> Extracted entries
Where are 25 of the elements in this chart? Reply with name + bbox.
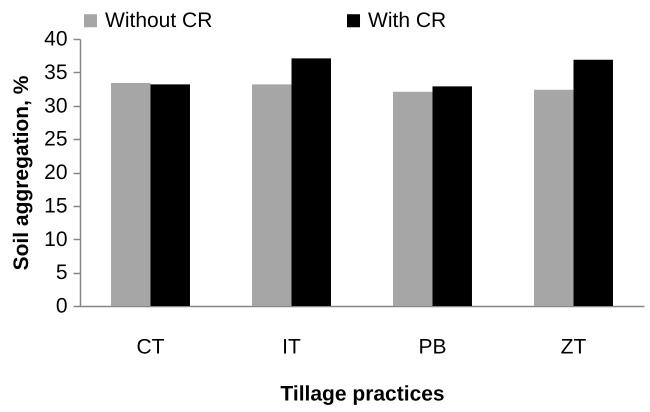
bar [111,83,150,306]
bar [393,92,432,306]
bar [292,58,331,306]
y-tick-label: 30 [44,94,68,118]
y-tick-label: 40 [44,28,68,50]
x-axis-title: Tillage practices [280,382,445,406]
x-tick-label: ZT [560,336,586,358]
bar [432,86,472,306]
y-tick-label: 25 [44,128,68,151]
y-axis-title: Soil aggregation, % [10,75,34,270]
legend-label: Without CR [105,8,212,32]
y-tick-label: 35 [44,60,68,84]
y-tick-label: 15 [44,194,68,218]
y-tick-label: 20 [44,161,68,184]
legend-label: With CR [368,8,446,32]
y-tick-label: 5 [56,261,68,284]
y-tick-label: 10 [44,228,68,251]
y-tick-label: 0 [56,294,68,318]
bar [252,84,292,306]
bar [574,60,613,306]
bar [534,90,574,306]
bar [150,84,190,306]
x-tick-label: IT [282,336,301,358]
x-tick-label: CT [136,336,165,358]
x-tick-label: PB [418,336,447,358]
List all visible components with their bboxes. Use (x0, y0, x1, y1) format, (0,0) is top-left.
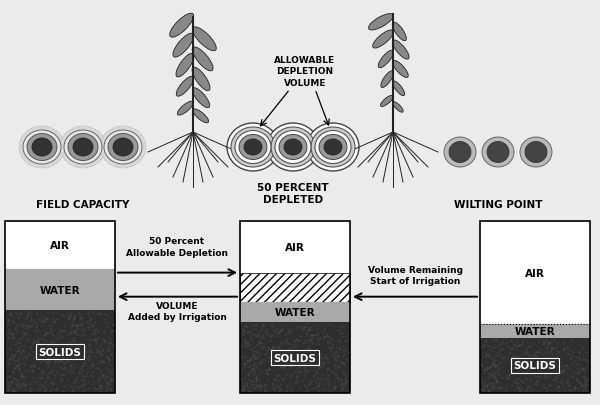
Text: FIELD CAPACITY: FIELD CAPACITY (37, 200, 130, 209)
Text: ALLOWABLE
DEPLETION
VOLUME: ALLOWABLE DEPLETION VOLUME (274, 56, 335, 87)
Ellipse shape (176, 77, 194, 97)
Bar (480, 222, 590, 324)
Ellipse shape (68, 134, 98, 161)
Text: 50 PERCENT
DEPLETED: 50 PERCENT DEPLETED (257, 183, 329, 204)
Text: WATER: WATER (515, 326, 556, 336)
Ellipse shape (368, 15, 393, 31)
Text: WATER: WATER (275, 307, 316, 318)
Bar (240, 222, 350, 273)
Ellipse shape (60, 127, 106, 168)
Bar (240, 222, 350, 393)
Ellipse shape (227, 124, 279, 172)
Text: AIR: AIR (285, 242, 305, 252)
Bar (5, 269, 115, 311)
Ellipse shape (235, 131, 271, 164)
Ellipse shape (482, 138, 514, 168)
Bar (240, 302, 350, 323)
Ellipse shape (113, 139, 133, 157)
Bar (240, 323, 350, 393)
Ellipse shape (319, 135, 347, 160)
Ellipse shape (267, 124, 319, 172)
Ellipse shape (392, 61, 408, 78)
Text: WILTING POINT: WILTING POINT (454, 200, 542, 209)
Ellipse shape (231, 128, 275, 168)
Ellipse shape (193, 28, 217, 52)
Ellipse shape (392, 23, 406, 42)
Text: VOLUME
Added by Irrigation: VOLUME Added by Irrigation (128, 301, 226, 321)
Ellipse shape (444, 138, 476, 168)
Ellipse shape (100, 127, 146, 168)
Ellipse shape (73, 139, 93, 157)
Ellipse shape (393, 102, 403, 113)
Ellipse shape (176, 54, 194, 78)
Ellipse shape (192, 68, 210, 92)
Ellipse shape (381, 71, 394, 88)
Text: SOLIDS: SOLIDS (514, 360, 556, 371)
Text: AIR: AIR (525, 268, 545, 278)
Ellipse shape (193, 89, 210, 109)
Ellipse shape (324, 140, 342, 156)
Ellipse shape (19, 127, 65, 168)
Bar (240, 273, 350, 302)
Ellipse shape (192, 48, 213, 72)
Ellipse shape (380, 96, 393, 107)
Ellipse shape (392, 82, 404, 96)
Bar (480, 222, 590, 393)
Ellipse shape (487, 142, 509, 163)
Ellipse shape (315, 131, 351, 164)
Ellipse shape (108, 134, 138, 161)
Ellipse shape (27, 134, 57, 161)
Ellipse shape (520, 138, 552, 168)
Bar (5, 222, 115, 393)
Ellipse shape (392, 41, 409, 60)
Bar (480, 324, 590, 338)
Ellipse shape (178, 102, 193, 116)
Ellipse shape (104, 131, 142, 164)
Ellipse shape (449, 142, 471, 163)
Ellipse shape (32, 139, 52, 157)
Ellipse shape (378, 51, 394, 68)
Ellipse shape (23, 131, 61, 164)
Text: SOLIDS: SOLIDS (274, 353, 316, 363)
Ellipse shape (271, 128, 315, 168)
Ellipse shape (239, 135, 267, 160)
Bar (5, 222, 115, 269)
Ellipse shape (373, 31, 394, 49)
Ellipse shape (173, 34, 194, 58)
Ellipse shape (244, 140, 262, 156)
Text: AIR: AIR (50, 241, 70, 250)
Ellipse shape (64, 131, 102, 164)
Text: 50 Percent
Allowable Depletion: 50 Percent Allowable Depletion (126, 237, 228, 257)
Text: Volume Remaining
Start of Irrigation: Volume Remaining Start of Irrigation (367, 265, 463, 285)
Ellipse shape (275, 131, 311, 164)
Bar (5, 311, 115, 393)
Ellipse shape (193, 110, 209, 124)
Ellipse shape (279, 135, 307, 160)
Ellipse shape (170, 14, 194, 38)
Ellipse shape (307, 124, 359, 172)
Text: SOLIDS: SOLIDS (38, 347, 82, 357)
Ellipse shape (284, 140, 302, 156)
Bar (480, 338, 590, 393)
Ellipse shape (525, 142, 547, 163)
Ellipse shape (311, 128, 355, 168)
Text: WATER: WATER (40, 285, 80, 295)
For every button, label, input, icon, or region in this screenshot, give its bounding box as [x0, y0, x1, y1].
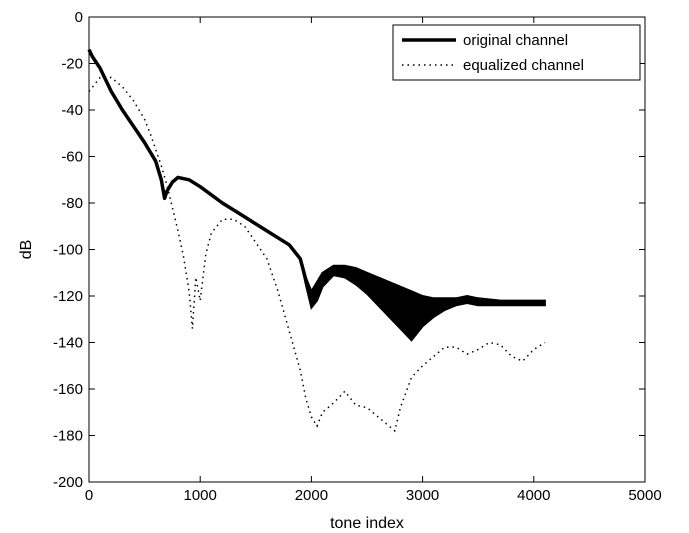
x-axis-label: tone index — [330, 515, 404, 532]
legend-box — [392, 24, 641, 81]
series-equalized-channel — [88, 76, 546, 433]
x-tick-label: 5000 — [628, 487, 661, 504]
y-tick-label: -100 — [53, 242, 83, 259]
plot-frame — [88, 16, 646, 483]
x-tick-label: 3000 — [406, 487, 439, 504]
legend-label-original: original channel — [463, 32, 568, 49]
y-tick-label: -160 — [53, 381, 83, 398]
y-tick-label: -40 — [61, 102, 83, 119]
y-tick-label: -200 — [53, 474, 83, 491]
y-tick-label: -180 — [53, 428, 83, 445]
y-tick-label: -120 — [53, 288, 83, 305]
legend-label-equalized: equalized channel — [463, 57, 584, 74]
y-tick-label: -140 — [53, 335, 83, 352]
ticks-layer: 0 1000 2000 3000 4000 5000 0 -20 -40 -60 -80 -100 -1… — [53, 9, 662, 504]
x-tick-label: 2000 — [295, 487, 328, 504]
y-tick-label: 0 — [75, 9, 83, 26]
x-tick-label: 1000 — [184, 487, 217, 504]
y-tick-label: -20 — [61, 56, 83, 73]
legend: original channel equalized channel — [392, 24, 641, 81]
series-original-channel — [87, 48, 545, 335]
y-tick-label: -60 — [61, 149, 83, 166]
y-axis-label: dB — [18, 240, 35, 260]
series-original-channel-envelope — [88, 49, 546, 342]
y-tick-label: -80 — [61, 195, 83, 212]
series-layer — [87, 48, 546, 433]
x-tick-label: 4000 — [517, 487, 550, 504]
x-tick-label: 0 — [85, 487, 93, 504]
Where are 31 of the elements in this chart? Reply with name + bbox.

> Task brief
Arrange the data from the line with "Text: FIELD CAPACITY: FIELD" through the line with "Ellipse shape (381, 71, 394, 88)" into a numbered list, and leave out any blank lines.

> Output for this exercise
1. Text: FIELD CAPACITY: FIELD CAPACITY (37, 200, 130, 209)
2. Text: ALLOWABLE
3. DEPLETION
4. VOLUME: ALLOWABLE DEPLETION VOLUME (274, 56, 335, 87)
5. Ellipse shape (176, 77, 194, 97)
6. Bar (480, 222, 590, 324)
7. Ellipse shape (68, 134, 98, 161)
8. Text: 50 PERCENT
9. DEPLETED: 50 PERCENT DEPLETED (257, 183, 329, 204)
10. Text: WATER: WATER (515, 326, 556, 336)
11. Ellipse shape (368, 15, 393, 31)
12. Text: WATER: WATER (275, 307, 316, 318)
13. Bar (240, 222, 350, 273)
14. Ellipse shape (60, 127, 106, 168)
15. Bar (240, 222, 350, 393)
16. Ellipse shape (227, 124, 279, 172)
17. Text: AIR: AIR (285, 242, 305, 252)
18. Bar (5, 269, 115, 311)
19. Ellipse shape (235, 131, 271, 164)
20. Ellipse shape (482, 138, 514, 168)
21. Bar (240, 302, 350, 323)
22. Ellipse shape (113, 139, 133, 157)
23. Bar (240, 323, 350, 393)
24. Ellipse shape (319, 135, 347, 160)
25. Ellipse shape (267, 124, 319, 172)
26. Ellipse shape (392, 61, 408, 78)
27. Text: WILTING POINT: WILTING POINT (454, 200, 542, 209)
28. Ellipse shape (231, 128, 275, 168)
29. Ellipse shape (193, 28, 217, 52)
30. Ellipse shape (392, 23, 406, 42)
31. Text: VOLUME
32. Added by Irrigation: VOLUME Added by Irrigation (128, 301, 226, 321)
33. Ellipse shape (444, 138, 476, 168)
34. Ellipse shape (100, 127, 146, 168)
35. Ellipse shape (73, 139, 93, 157)
36. Ellipse shape (393, 102, 403, 113)
37. Ellipse shape (176, 54, 194, 78)
38. Ellipse shape (192, 68, 210, 92)
39. Ellipse shape (381, 71, 394, 88)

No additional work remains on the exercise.